**TEXTO FORNECIDO:**
A tecnologia de interfaces cérebro-computador (BCIs) está prestes a dar um salto histórico. A Neuralink, empresa de Elon Musk, anunciou que pretende iniciar a produção em larga escala de seus chips/ implantes cerebrais já em 2026. O diferencial do projeto é a combinação entre alta densidade de eletrodos, dispositivo compacto e cirurgia quase totalmente automatizada, abrindo caminho para um uso mais acessível e eficiente da tecnologia.
Os implantes da Neuralink já estão sendo testados em humanos desde 2024, com foco principal em pacientes com tetraplegia, permitindo que eles controlem então computadores, braços robóticos e outros dispositivos apenas com o pensamento.

**OBJETIVO DO EXERCÍCIO:** Continue o texto sobre os implantes cerebrais da Neuralink a partir da última frase apresentada. As linhas que vêm a seguir são um material à parte, sem relação com o texto.

**DADOS APRESENTADOS:**

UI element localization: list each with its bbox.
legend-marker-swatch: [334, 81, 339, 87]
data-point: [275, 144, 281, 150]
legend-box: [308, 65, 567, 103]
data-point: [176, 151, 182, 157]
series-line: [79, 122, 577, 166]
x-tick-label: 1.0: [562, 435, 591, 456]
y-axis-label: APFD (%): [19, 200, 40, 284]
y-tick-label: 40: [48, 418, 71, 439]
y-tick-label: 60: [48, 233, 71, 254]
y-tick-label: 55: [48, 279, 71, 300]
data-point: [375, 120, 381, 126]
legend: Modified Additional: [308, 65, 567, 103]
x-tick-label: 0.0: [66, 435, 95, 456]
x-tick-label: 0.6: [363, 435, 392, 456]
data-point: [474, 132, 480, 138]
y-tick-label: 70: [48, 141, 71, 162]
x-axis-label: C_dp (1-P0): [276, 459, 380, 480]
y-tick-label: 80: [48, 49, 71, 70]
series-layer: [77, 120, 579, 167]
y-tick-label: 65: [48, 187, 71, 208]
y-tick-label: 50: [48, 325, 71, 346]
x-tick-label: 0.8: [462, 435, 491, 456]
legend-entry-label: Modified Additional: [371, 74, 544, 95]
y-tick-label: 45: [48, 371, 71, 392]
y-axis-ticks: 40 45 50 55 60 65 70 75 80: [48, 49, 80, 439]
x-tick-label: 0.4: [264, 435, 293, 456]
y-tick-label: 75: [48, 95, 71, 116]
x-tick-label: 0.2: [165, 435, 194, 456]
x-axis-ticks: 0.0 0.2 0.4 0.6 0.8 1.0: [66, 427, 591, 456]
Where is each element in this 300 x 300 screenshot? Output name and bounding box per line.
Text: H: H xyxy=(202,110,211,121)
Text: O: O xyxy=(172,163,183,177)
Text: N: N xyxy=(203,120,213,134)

**RESPOSTA ESCRITA:**
Avanços técnicos que prometem revolucionar a neurotecnologia
Como resultado, a tecnologia atua traduzindo sinais neurais em comandos digitais, promovendo avanços inéditos em reabilitação motora e comunicação assistida. Entre os destaques do implante estão:
- 1.024 eletrodos distribuídos em 64 fios ultrafinos, oferecendo precisão inédita na captura de sinais cerebrais;
- Procedimento cirúrgico simplificado, em que os filamentos atravessam a dura-máter sem removê-la, reduzindo riscos e tempo de operação;
- Automação parcial da cirurgia, permitindo padronização e potencial ampliação do acesso em larga escala.
Por fim, com a evolução do projeto, pacientes com paralisias graves poderão recuperar funções que antes eram impossíveis, utilizando a tecnologia.